WHAT THIS TASK INVOLVES: Each entry below must be repeated exactly, with pictures left out.

DATA FOR THE TASK:
BEGIN

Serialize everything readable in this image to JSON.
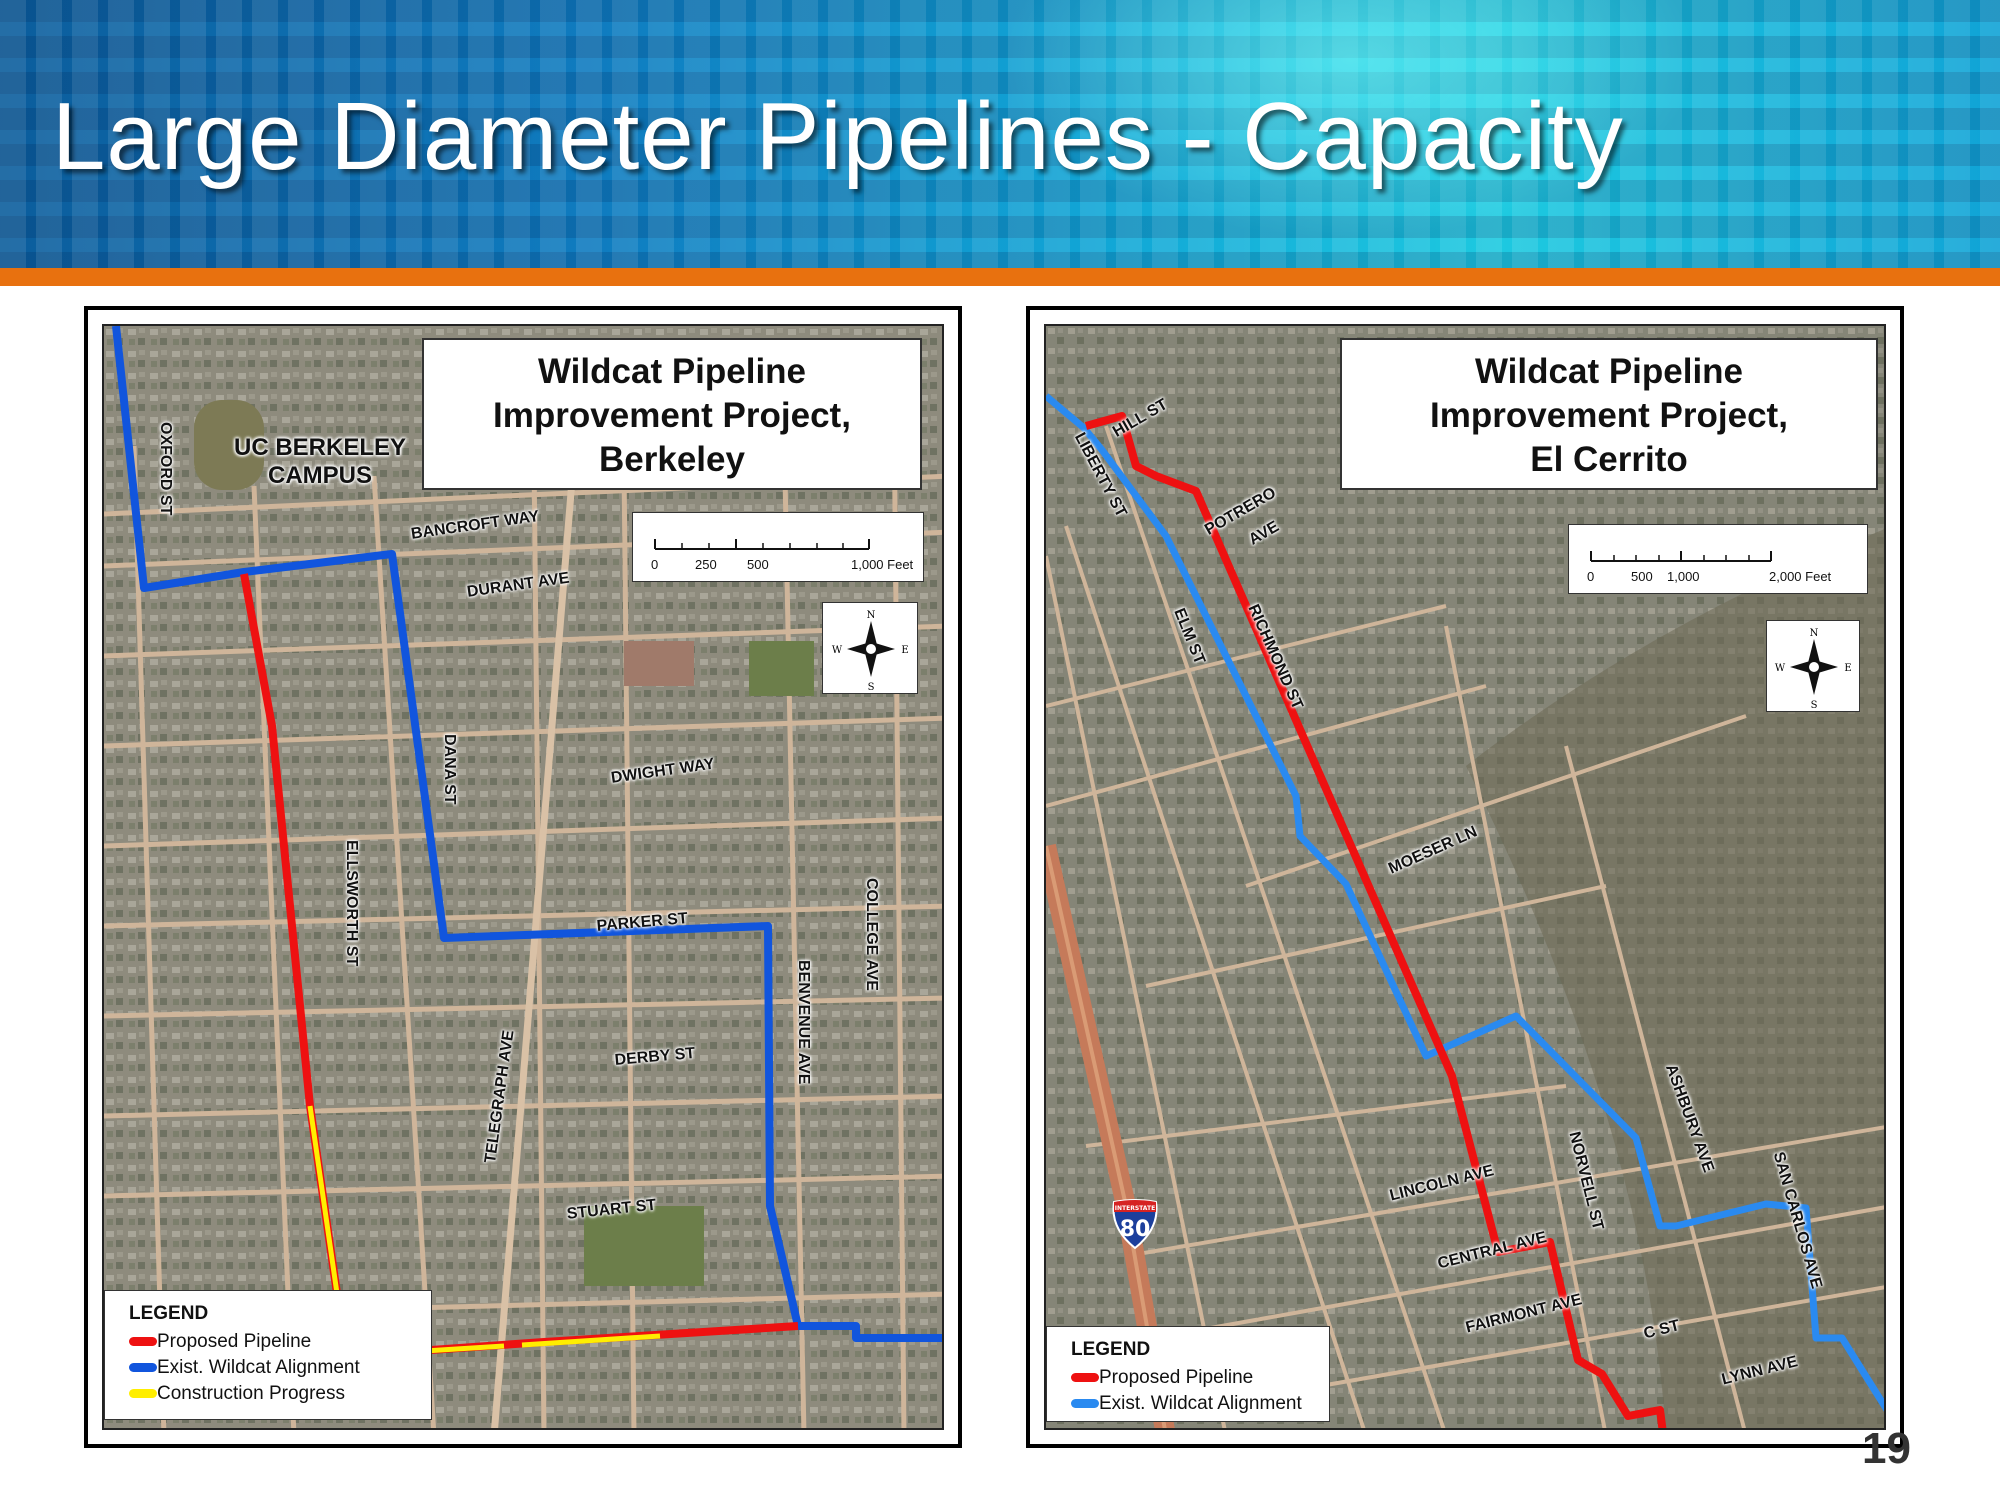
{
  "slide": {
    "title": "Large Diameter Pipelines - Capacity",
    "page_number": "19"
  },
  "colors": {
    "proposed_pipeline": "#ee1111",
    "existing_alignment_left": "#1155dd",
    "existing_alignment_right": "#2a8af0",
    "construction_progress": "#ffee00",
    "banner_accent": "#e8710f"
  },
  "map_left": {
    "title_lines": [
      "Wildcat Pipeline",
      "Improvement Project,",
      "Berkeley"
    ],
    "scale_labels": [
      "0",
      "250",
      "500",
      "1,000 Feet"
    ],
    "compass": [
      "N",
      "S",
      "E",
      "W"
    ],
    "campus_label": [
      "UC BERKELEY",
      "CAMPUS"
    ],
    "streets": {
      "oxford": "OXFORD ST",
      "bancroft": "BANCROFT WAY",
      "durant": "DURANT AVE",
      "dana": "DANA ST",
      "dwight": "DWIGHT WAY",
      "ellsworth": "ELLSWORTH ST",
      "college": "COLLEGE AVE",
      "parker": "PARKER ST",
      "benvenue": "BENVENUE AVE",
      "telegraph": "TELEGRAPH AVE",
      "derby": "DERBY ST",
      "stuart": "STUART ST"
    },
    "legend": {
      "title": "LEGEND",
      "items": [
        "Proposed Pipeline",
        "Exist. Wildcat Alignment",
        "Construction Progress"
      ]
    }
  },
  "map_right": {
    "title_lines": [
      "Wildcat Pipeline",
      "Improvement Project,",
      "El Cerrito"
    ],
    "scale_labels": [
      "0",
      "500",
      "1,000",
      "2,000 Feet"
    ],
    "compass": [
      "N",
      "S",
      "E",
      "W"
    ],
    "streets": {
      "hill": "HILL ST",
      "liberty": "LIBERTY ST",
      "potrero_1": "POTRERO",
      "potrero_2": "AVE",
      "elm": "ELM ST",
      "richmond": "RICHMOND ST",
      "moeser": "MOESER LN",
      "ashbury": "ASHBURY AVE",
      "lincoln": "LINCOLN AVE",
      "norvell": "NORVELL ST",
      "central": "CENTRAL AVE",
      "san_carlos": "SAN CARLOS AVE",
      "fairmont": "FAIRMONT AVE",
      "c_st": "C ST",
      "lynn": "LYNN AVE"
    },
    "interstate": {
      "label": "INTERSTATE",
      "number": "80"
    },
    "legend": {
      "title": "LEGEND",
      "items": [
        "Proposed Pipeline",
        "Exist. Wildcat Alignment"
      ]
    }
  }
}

END

REPLY:
Serialize everything readable in this image to JSON.
{
  "slide": {
    "title": "Large Diameter Pipelines - Capacity",
    "page_number": "19"
  },
  "colors": {
    "proposed_pipeline": "#ee1111",
    "existing_alignment_left": "#1155dd",
    "existing_alignment_right": "#2a8af0",
    "construction_progress": "#ffee00",
    "banner_accent": "#e8710f"
  },
  "map_left": {
    "title_lines": [
      "Wildcat Pipeline",
      "Improvement Project,",
      "Berkeley"
    ],
    "scale_labels": [
      "0",
      "250",
      "500",
      "1,000 Feet"
    ],
    "compass": [
      "N",
      "S",
      "E",
      "W"
    ],
    "campus_label": [
      "UC BERKELEY",
      "CAMPUS"
    ],
    "streets": {
      "oxford": "OXFORD ST",
      "bancroft": "BANCROFT WAY",
      "durant": "DURANT AVE",
      "dana": "DANA ST",
      "dwight": "DWIGHT WAY",
      "ellsworth": "ELLSWORTH ST",
      "college": "COLLEGE AVE",
      "parker": "PARKER ST",
      "benvenue": "BENVENUE AVE",
      "telegraph": "TELEGRAPH AVE",
      "derby": "DERBY ST",
      "stuart": "STUART ST"
    },
    "legend": {
      "title": "LEGEND",
      "items": [
        "Proposed Pipeline",
        "Exist. Wildcat Alignment",
        "Construction Progress"
      ]
    }
  },
  "map_right": {
    "title_lines": [
      "Wildcat Pipeline",
      "Improvement Project,",
      "El Cerrito"
    ],
    "scale_labels": [
      "0",
      "500",
      "1,000",
      "2,000 Feet"
    ],
    "compass": [
      "N",
      "S",
      "E",
      "W"
    ],
    "streets": {
      "hill": "HILL ST",
      "liberty": "LIBERTY ST",
      "potrero_1": "POTRERO",
      "potrero_2": "AVE",
      "elm": "ELM ST",
      "richmond": "RICHMOND ST",
      "moeser": "MOESER LN",
      "ashbury": "ASHBURY AVE",
      "lincoln": "LINCOLN AVE",
      "norvell": "NORVELL ST",
      "central": "CENTRAL AVE",
      "san_carlos": "SAN CARLOS AVE",
      "fairmont": "FAIRMONT AVE",
      "c_st": "C ST",
      "lynn": "LYNN AVE"
    },
    "interstate": {
      "label": "INTERSTATE",
      "number": "80"
    },
    "legend": {
      "title": "LEGEND",
      "items": [
        "Proposed Pipeline",
        "Exist. Wildcat Alignment"
      ]
    }
  }
}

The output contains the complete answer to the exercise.